◆ **GOAL**
Write out the records below again, renaming every "data-label" to "value-label" and changing nothing else. Leave the pictures out of your copy.

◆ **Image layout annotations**
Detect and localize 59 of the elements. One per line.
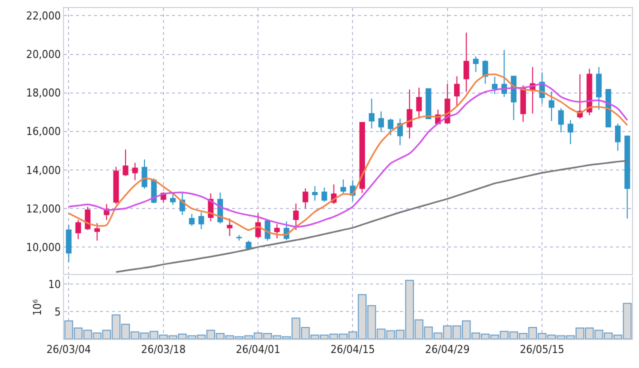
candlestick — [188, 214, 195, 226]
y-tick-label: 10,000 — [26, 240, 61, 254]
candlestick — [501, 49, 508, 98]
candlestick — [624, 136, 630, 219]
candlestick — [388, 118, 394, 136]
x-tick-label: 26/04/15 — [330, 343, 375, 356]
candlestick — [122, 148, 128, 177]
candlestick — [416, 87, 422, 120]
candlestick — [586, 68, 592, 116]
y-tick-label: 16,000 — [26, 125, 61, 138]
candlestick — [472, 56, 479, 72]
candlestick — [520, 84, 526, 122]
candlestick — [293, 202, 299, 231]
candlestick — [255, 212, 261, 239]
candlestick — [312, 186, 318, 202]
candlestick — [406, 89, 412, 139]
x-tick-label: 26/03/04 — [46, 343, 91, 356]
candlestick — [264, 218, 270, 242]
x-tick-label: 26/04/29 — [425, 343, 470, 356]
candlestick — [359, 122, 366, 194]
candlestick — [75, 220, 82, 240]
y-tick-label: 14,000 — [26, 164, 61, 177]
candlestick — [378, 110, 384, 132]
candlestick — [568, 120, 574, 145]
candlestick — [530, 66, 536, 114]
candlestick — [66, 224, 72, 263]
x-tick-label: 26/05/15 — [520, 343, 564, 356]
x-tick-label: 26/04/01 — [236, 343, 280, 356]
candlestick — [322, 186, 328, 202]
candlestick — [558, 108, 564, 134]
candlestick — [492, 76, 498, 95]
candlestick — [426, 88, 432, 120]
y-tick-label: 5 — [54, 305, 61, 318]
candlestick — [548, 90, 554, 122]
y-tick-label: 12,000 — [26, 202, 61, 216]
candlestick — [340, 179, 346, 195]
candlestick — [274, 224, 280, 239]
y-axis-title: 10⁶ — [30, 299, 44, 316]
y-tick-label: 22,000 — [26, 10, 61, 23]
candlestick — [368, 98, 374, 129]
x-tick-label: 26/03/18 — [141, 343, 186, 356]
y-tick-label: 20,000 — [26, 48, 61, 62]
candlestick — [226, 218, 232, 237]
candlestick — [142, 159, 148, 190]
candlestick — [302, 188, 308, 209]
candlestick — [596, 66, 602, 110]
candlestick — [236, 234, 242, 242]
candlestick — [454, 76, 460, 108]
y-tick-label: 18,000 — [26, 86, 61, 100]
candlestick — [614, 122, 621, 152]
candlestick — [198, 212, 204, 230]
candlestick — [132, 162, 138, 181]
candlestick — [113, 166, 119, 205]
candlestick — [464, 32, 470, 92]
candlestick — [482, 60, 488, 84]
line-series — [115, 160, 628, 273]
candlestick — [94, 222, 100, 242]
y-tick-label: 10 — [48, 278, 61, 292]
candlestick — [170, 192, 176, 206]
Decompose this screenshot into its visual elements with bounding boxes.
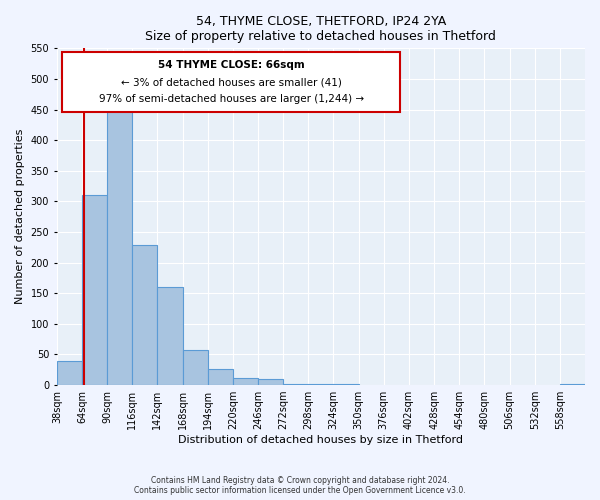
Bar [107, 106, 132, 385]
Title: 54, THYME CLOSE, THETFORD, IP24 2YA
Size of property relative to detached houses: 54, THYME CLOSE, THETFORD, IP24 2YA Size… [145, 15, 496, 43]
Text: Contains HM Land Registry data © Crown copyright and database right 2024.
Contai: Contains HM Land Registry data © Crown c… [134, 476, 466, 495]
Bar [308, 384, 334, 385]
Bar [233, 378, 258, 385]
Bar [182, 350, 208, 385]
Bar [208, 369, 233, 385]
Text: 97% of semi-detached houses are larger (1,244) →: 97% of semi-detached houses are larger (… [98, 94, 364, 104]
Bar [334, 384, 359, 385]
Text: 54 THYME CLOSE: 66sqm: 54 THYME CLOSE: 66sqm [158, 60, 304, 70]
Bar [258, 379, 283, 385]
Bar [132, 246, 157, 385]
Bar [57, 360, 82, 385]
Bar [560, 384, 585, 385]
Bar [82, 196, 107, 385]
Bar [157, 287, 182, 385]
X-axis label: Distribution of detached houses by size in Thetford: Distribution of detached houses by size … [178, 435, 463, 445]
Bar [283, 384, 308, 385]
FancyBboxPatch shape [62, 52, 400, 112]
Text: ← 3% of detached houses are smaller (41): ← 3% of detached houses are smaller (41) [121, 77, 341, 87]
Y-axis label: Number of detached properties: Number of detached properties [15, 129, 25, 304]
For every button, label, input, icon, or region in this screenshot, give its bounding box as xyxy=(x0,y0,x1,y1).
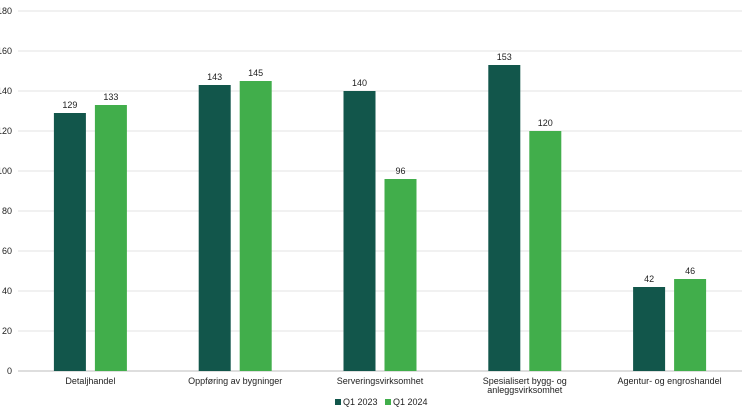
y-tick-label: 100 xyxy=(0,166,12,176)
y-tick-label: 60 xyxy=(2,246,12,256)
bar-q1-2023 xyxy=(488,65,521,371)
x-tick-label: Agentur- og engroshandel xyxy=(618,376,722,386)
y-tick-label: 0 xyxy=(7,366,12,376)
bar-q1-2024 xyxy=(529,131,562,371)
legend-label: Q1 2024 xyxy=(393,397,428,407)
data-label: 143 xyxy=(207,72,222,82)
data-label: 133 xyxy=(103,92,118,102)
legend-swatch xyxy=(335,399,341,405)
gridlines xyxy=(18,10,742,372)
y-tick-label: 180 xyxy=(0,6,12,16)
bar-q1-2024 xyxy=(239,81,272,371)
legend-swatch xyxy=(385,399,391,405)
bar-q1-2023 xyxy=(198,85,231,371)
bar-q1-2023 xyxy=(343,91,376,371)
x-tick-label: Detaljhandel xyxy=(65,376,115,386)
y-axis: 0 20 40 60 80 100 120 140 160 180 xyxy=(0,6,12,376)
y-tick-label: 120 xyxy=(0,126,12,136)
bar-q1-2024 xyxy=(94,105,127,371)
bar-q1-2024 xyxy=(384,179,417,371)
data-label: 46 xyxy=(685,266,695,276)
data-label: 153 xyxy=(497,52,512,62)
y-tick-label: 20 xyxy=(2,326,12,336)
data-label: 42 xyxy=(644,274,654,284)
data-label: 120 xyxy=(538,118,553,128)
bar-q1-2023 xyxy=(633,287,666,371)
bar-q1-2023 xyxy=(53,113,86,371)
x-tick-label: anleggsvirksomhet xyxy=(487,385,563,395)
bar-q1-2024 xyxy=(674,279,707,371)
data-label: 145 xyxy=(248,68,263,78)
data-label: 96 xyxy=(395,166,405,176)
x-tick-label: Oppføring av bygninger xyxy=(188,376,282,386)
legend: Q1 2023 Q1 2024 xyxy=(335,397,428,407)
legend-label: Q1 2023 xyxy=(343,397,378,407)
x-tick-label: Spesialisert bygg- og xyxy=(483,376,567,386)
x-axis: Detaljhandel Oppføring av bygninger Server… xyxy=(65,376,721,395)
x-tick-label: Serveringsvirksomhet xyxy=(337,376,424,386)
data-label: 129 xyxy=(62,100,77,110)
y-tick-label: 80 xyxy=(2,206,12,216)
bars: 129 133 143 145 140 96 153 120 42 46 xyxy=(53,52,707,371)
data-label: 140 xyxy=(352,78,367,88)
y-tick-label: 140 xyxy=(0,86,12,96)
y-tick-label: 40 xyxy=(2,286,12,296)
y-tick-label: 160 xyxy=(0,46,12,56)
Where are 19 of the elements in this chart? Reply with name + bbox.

◆ **THE RESPONSE**
Detect and localize 59 of the elements. One per line.
candlestick — [188, 214, 195, 226]
y-tick-label: 10,000 — [26, 240, 61, 254]
candlestick — [501, 49, 508, 98]
candlestick — [624, 136, 630, 219]
candlestick — [388, 118, 394, 136]
x-tick-label: 26/04/15 — [330, 343, 375, 356]
candlestick — [122, 148, 128, 177]
candlestick — [416, 87, 422, 120]
candlestick — [586, 68, 592, 116]
y-tick-label: 16,000 — [26, 125, 61, 138]
candlestick — [472, 56, 479, 72]
candlestick — [520, 84, 526, 122]
candlestick — [293, 202, 299, 231]
candlestick — [255, 212, 261, 239]
candlestick — [312, 186, 318, 202]
candlestick — [406, 89, 412, 139]
x-tick-label: 26/03/04 — [46, 343, 91, 356]
candlestick — [264, 218, 270, 242]
x-tick-label: 26/04/29 — [425, 343, 470, 356]
candlestick — [359, 122, 366, 194]
candlestick — [75, 220, 82, 240]
y-tick-label: 14,000 — [26, 164, 61, 177]
candlestick — [378, 110, 384, 132]
candlestick — [568, 120, 574, 145]
candlestick — [530, 66, 536, 114]
candlestick — [66, 224, 72, 263]
x-tick-label: 26/05/15 — [520, 343, 564, 356]
x-tick-label: 26/04/01 — [236, 343, 280, 356]
candlestick — [322, 186, 328, 202]
candlestick — [558, 108, 564, 134]
candlestick — [492, 76, 498, 95]
candlestick — [426, 88, 432, 120]
y-tick-label: 5 — [54, 305, 61, 318]
candlestick — [548, 90, 554, 122]
y-tick-label: 12,000 — [26, 202, 61, 216]
candlestick — [340, 179, 346, 195]
candlestick — [274, 224, 280, 239]
y-axis-title: 10⁶ — [30, 299, 44, 316]
y-tick-label: 22,000 — [26, 10, 61, 23]
candlestick — [368, 98, 374, 129]
x-tick-label: 26/03/18 — [141, 343, 186, 356]
y-tick-label: 20,000 — [26, 48, 61, 62]
candlestick — [226, 218, 232, 237]
candlestick — [142, 159, 148, 190]
candlestick — [302, 188, 308, 209]
candlestick — [596, 66, 602, 110]
candlestick — [236, 234, 242, 242]
candlestick — [454, 76, 460, 108]
y-tick-label: 18,000 — [26, 86, 61, 100]
candlestick — [614, 122, 621, 152]
candlestick — [198, 212, 204, 230]
candlestick — [132, 162, 138, 181]
candlestick — [113, 166, 119, 205]
candlestick — [464, 32, 470, 92]
candlestick — [482, 60, 488, 84]
line-series — [115, 160, 628, 273]
candlestick — [94, 222, 100, 242]
y-tick-label: 10 — [48, 278, 61, 292]
candlestick — [170, 192, 176, 206]
Decompose this screenshot into its visual elements with bounding boxes.
Bar [107, 106, 132, 385]
Title: 54, THYME CLOSE, THETFORD, IP24 2YA
Size of property relative to detached houses: 54, THYME CLOSE, THETFORD, IP24 2YA Size… [145, 15, 496, 43]
Text: Contains HM Land Registry data © Crown copyright and database right 2024.
Contai: Contains HM Land Registry data © Crown c… [134, 476, 466, 495]
Bar [308, 384, 334, 385]
Bar [233, 378, 258, 385]
Bar [182, 350, 208, 385]
Bar [208, 369, 233, 385]
Text: 97% of semi-detached houses are larger (1,244) →: 97% of semi-detached houses are larger (… [98, 94, 364, 104]
Bar [334, 384, 359, 385]
Text: 54 THYME CLOSE: 66sqm: 54 THYME CLOSE: 66sqm [158, 60, 304, 70]
Bar [258, 379, 283, 385]
Bar [132, 246, 157, 385]
Bar [57, 360, 82, 385]
Bar [560, 384, 585, 385]
Bar [82, 196, 107, 385]
Bar [157, 287, 182, 385]
X-axis label: Distribution of detached houses by size in Thetford: Distribution of detached houses by size … [178, 435, 463, 445]
Bar [283, 384, 308, 385]
FancyBboxPatch shape [62, 52, 400, 112]
Text: ← 3% of detached houses are smaller (41): ← 3% of detached houses are smaller (41) [121, 77, 341, 87]
Y-axis label: Number of detached properties: Number of detached properties [15, 129, 25, 304]
For every button, label, input, icon, or region in this screenshot, give its bounding box as xyxy=(x0,y0,x1,y1).
y-tick-label: 100 xyxy=(0,166,12,176)
y-tick-label: 60 xyxy=(2,246,12,256)
bar-q1-2023 xyxy=(488,65,521,371)
x-tick-label: Agentur- og engroshandel xyxy=(618,376,722,386)
y-tick-label: 0 xyxy=(7,366,12,376)
bar-q1-2024 xyxy=(529,131,562,371)
legend-label: Q1 2024 xyxy=(393,397,428,407)
value-label: 143 xyxy=(207,72,222,82)
value-label: 133 xyxy=(103,92,118,102)
legend-swatch xyxy=(335,399,341,405)
gridlines xyxy=(18,10,742,372)
y-tick-label: 180 xyxy=(0,6,12,16)
bar-q1-2024 xyxy=(239,81,272,371)
legend-swatch xyxy=(385,399,391,405)
bar-q1-2023 xyxy=(198,85,231,371)
bar-q1-2023 xyxy=(343,91,376,371)
x-tick-label: Detaljhandel xyxy=(65,376,115,386)
y-axis: 0 20 40 60 80 100 120 140 160 180 xyxy=(0,6,12,376)
y-tick-label: 120 xyxy=(0,126,12,136)
bar-q1-2024 xyxy=(94,105,127,371)
bar-q1-2024 xyxy=(384,179,417,371)
value-label: 46 xyxy=(685,266,695,276)
value-label: 153 xyxy=(497,52,512,62)
y-tick-label: 20 xyxy=(2,326,12,336)
value-label: 42 xyxy=(644,274,654,284)
value-label: 120 xyxy=(538,118,553,128)
bar-q1-2023 xyxy=(633,287,666,371)
bar-q1-2023 xyxy=(53,113,86,371)
x-tick-label: anleggsvirksomhet xyxy=(487,385,563,395)
bar-q1-2024 xyxy=(674,279,707,371)
value-label: 145 xyxy=(248,68,263,78)
value-label: 96 xyxy=(395,166,405,176)
x-tick-label: Oppføring av bygninger xyxy=(188,376,282,386)
legend: Q1 2023 Q1 2024 xyxy=(335,397,428,407)
legend-label: Q1 2023 xyxy=(343,397,378,407)
x-tick-label: Spesialisert bygg- og xyxy=(483,376,567,386)
x-axis: Detaljhandel Oppføring av bygninger Server… xyxy=(65,376,721,395)
x-tick-label: Serveringsvirksomhet xyxy=(337,376,424,386)
value-label: 129 xyxy=(62,100,77,110)
y-tick-label: 80 xyxy=(2,206,12,216)
bars: 129 133 143 145 140 96 153 120 42 46 xyxy=(53,52,707,371)
value-label: 140 xyxy=(352,78,367,88)
y-tick-label: 140 xyxy=(0,86,12,96)
y-tick-label: 40 xyxy=(2,286,12,296)
y-tick-label: 160 xyxy=(0,46,12,56)
Where are 19 of the elements in this chart? Reply with name + bbox.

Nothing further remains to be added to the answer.